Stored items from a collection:

- - -

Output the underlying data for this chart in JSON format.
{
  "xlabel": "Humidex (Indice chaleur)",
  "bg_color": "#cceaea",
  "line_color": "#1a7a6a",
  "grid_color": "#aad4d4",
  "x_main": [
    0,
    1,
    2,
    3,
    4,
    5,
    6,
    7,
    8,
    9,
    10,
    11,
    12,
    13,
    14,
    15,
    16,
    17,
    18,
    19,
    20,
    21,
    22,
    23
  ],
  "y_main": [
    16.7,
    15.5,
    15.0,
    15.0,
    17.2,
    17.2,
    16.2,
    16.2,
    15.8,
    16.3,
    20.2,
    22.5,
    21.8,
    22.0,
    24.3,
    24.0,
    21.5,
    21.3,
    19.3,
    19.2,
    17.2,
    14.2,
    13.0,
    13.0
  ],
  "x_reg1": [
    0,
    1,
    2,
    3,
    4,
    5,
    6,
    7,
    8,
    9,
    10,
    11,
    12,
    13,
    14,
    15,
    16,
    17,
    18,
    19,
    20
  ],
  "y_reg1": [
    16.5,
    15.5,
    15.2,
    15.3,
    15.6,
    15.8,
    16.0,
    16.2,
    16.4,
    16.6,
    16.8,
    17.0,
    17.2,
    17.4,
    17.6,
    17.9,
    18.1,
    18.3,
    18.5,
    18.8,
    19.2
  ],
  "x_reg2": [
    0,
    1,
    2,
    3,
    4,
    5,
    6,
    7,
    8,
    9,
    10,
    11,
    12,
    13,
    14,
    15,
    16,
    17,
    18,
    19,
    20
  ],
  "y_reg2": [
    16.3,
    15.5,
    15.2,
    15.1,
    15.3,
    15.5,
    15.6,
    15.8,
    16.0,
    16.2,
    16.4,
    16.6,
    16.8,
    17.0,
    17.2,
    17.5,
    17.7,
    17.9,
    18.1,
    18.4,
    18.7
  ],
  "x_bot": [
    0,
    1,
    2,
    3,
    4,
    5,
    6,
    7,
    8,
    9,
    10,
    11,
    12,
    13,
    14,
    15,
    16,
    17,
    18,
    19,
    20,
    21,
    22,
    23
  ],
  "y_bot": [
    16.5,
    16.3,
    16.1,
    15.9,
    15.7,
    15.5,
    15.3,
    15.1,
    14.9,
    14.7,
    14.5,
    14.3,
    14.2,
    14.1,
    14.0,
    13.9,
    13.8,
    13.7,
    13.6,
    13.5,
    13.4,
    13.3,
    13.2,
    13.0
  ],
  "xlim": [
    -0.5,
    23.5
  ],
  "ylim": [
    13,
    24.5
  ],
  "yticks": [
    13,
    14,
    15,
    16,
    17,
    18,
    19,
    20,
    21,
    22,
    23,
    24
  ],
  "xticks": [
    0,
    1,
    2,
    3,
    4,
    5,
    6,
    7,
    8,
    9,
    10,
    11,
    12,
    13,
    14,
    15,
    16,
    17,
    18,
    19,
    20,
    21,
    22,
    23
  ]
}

- - -

__Required work__. Extract the complete set of records unchanged.

__Solution for this problem__.
Output the underlying data for this chart in JSON format.
{
  "xlabel": "Humidex (Indice chaleur)",
  "bg_color": "#cceaea",
  "line_color": "#1a7a6a",
  "grid_color": "#aad4d4",
  "x_main": [
    0,
    1,
    2,
    3,
    4,
    5,
    6,
    7,
    8,
    9,
    10,
    11,
    12,
    13,
    14,
    15,
    16,
    17,
    18,
    19,
    20,
    21,
    22,
    23
  ],
  "y_main": [
    16.7,
    15.5,
    15.0,
    15.0,
    17.2,
    17.2,
    16.2,
    16.2,
    15.8,
    16.3,
    20.2,
    22.5,
    21.8,
    22.0,
    24.3,
    24.0,
    21.5,
    21.3,
    19.3,
    19.2,
    17.2,
    14.2,
    13.0,
    13.0
  ],
  "x_reg1": [
    0,
    1,
    2,
    3,
    4,
    5,
    6,
    7,
    8,
    9,
    10,
    11,
    12,
    13,
    14,
    15,
    16,
    17,
    18,
    19,
    20
  ],
  "y_reg1": [
    16.5,
    15.5,
    15.2,
    15.3,
    15.6,
    15.8,
    16.0,
    16.2,
    16.4,
    16.6,
    16.8,
    17.0,
    17.2,
    17.4,
    17.6,
    17.9,
    18.1,
    18.3,
    18.5,
    18.8,
    19.2
  ],
  "x_reg2": [
    0,
    1,
    2,
    3,
    4,
    5,
    6,
    7,
    8,
    9,
    10,
    11,
    12,
    13,
    14,
    15,
    16,
    17,
    18,
    19,
    20
  ],
  "y_reg2": [
    16.3,
    15.5,
    15.2,
    15.1,
    15.3,
    15.5,
    15.6,
    15.8,
    16.0,
    16.2,
    16.4,
    16.6,
    16.8,
    17.0,
    17.2,
    17.5,
    17.7,
    17.9,
    18.1,
    18.4,
    18.7
  ],
  "x_bot": [
    0,
    1,
    2,
    3,
    4,
    5,
    6,
    7,
    8,
    9,
    10,
    11,
    12,
    13,
    14,
    15,
    16,
    17,
    18,
    19,
    20,
    21,
    22,
    23
  ],
  "y_bot": [
    16.5,
    16.3,
    16.1,
    15.9,
    15.7,
    15.5,
    15.3,
    15.1,
    14.9,
    14.7,
    14.5,
    14.3,
    14.2,
    14.1,
    14.0,
    13.9,
    13.8,
    13.7,
    13.6,
    13.5,
    13.4,
    13.3,
    13.2,
    13.0
  ],
  "xlim": [
    -0.5,
    23.5
  ],
  "ylim": [
    13,
    24.5
  ],
  "yticks": [
    13,
    14,
    15,
    16,
    17,
    18,
    19,
    20,
    21,
    22,
    23,
    24
  ],
  "xticks": [
    0,
    1,
    2,
    3,
    4,
    5,
    6,
    7,
    8,
    9,
    10,
    11,
    12,
    13,
    14,
    15,
    16,
    17,
    18,
    19,
    20,
    21,
    22,
    23
  ]
}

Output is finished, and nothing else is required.